Problem to solve >>
Set down each record exactly as written.

Dataset items:
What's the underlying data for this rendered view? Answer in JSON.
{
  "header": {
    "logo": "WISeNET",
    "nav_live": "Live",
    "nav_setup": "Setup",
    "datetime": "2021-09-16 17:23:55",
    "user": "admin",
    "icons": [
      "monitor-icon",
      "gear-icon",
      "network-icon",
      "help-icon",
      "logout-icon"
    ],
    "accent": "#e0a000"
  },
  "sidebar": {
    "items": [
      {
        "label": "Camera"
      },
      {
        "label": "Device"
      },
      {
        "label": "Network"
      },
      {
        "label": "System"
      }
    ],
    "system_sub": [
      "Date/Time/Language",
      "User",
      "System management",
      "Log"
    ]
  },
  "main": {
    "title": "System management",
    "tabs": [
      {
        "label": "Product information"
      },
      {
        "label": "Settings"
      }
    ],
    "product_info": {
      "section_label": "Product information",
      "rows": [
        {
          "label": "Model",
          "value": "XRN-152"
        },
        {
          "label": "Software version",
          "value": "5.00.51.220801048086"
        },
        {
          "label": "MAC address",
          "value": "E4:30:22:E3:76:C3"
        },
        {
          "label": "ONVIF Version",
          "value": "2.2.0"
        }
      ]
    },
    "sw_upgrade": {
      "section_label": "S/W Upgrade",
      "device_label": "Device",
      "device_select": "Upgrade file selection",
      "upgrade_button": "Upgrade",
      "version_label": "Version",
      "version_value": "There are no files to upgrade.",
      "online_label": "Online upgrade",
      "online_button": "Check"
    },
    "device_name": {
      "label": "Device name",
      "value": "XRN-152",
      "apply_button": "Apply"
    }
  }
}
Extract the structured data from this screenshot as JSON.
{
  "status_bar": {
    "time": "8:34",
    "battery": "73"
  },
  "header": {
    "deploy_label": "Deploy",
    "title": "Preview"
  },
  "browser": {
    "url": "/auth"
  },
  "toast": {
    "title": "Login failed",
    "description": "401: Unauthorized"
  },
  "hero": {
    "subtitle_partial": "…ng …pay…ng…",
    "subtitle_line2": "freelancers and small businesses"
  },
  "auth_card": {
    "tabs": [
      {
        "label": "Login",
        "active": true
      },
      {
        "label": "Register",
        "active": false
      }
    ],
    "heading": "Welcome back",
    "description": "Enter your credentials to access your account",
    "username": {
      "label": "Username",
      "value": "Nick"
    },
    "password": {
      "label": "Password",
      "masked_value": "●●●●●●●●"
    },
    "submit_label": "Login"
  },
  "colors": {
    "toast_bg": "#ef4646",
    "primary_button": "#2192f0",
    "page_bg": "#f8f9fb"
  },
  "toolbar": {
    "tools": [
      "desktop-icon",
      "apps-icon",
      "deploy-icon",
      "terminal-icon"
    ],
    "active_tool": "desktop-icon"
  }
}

Worked solution >>
What's the underlying data for this rendered view? Answer in JSON.
{
  "header": {
    "logo": "WISeNET",
    "nav_live": "Live",
    "nav_setup": "Setup",
    "datetime": "2021-09-16 17:23:55",
    "user": "admin",
    "icons": [
      "monitor-icon",
      "gear-icon",
      "network-icon",
      "help-icon",
      "logout-icon"
    ],
    "accent": "#e0a000"
  },
  "sidebar": {
    "items": [
      {
        "label": "Camera"
      },
      {
        "label": "Device"
      },
      {
        "label": "Network"
      },
      {
        "label": "System"
      }
    ],
    "system_sub": [
      "Date/Time/Language",
      "User",
      "System management",
      "Log"
    ]
  },
  "main": {
    "title": "System management",
    "tabs": [
      {
        "label": "Product information"
      },
      {
        "label": "Settings"
      }
    ],
    "product_info": {
      "section_label": "Product information",
      "rows": [
        {
          "label": "Model",
          "value": "XRN-152"
        },
        {
          "label": "Software version",
          "value": "5.00.51.220801048086"
        },
        {
          "label": "MAC address",
          "value": "E4:30:22:E3:76:C3"
        },
        {
          "label": "ONVIF Version",
          "value": "2.2.0"
        }
      ]
    },
    "sw_upgrade": {
      "section_label": "S/W Upgrade",
      "device_label": "Device",
      "device_select": "Upgrade file selection",
      "upgrade_button": "Upgrade",
      "version_label": "Version",
      "version_value": "There are no files to upgrade.",
      "online_label": "Online upgrade",
      "online_button": "Check"
    },
    "device_name": {
      "label": "Device name",
      "value": "XRN-152",
      "apply_button": "Apply"
    }
  }
}
Extract the structured data from this screenshot as JSON.
{
  "status_bar": {
    "time": "8:34",
    "battery": "73"
  },
  "header": {
    "deploy_label": "Deploy",
    "title": "Preview"
  },
  "browser": {
    "url": "/auth"
  },
  "toast": {
    "title": "Login failed",
    "description": "401: Unauthorized"
  },
  "hero": {
    "subtitle_partial": "…ng …pay…ng…",
    "subtitle_line2": "freelancers and small businesses"
  },
  "auth_card": {
    "tabs": [
      {
        "label": "Login",
        "active": true
      },
      {
        "label": "Register",
        "active": false
      }
    ],
    "heading": "Welcome back",
    "description": "Enter your credentials to access your account",
    "username": {
      "label": "Username",
      "value": "Nick"
    },
    "password": {
      "label": "Password",
      "masked_value": "●●●●●●●●"
    },
    "submit_label": "Login"
  },
  "colors": {
    "toast_bg": "#ef4646",
    "primary_button": "#2192f0",
    "page_bg": "#f8f9fb"
  },
  "toolbar": {
    "tools": [
      "desktop-icon",
      "apps-icon",
      "deploy-icon",
      "terminal-icon"
    ],
    "active_tool": "desktop-icon"
  }
}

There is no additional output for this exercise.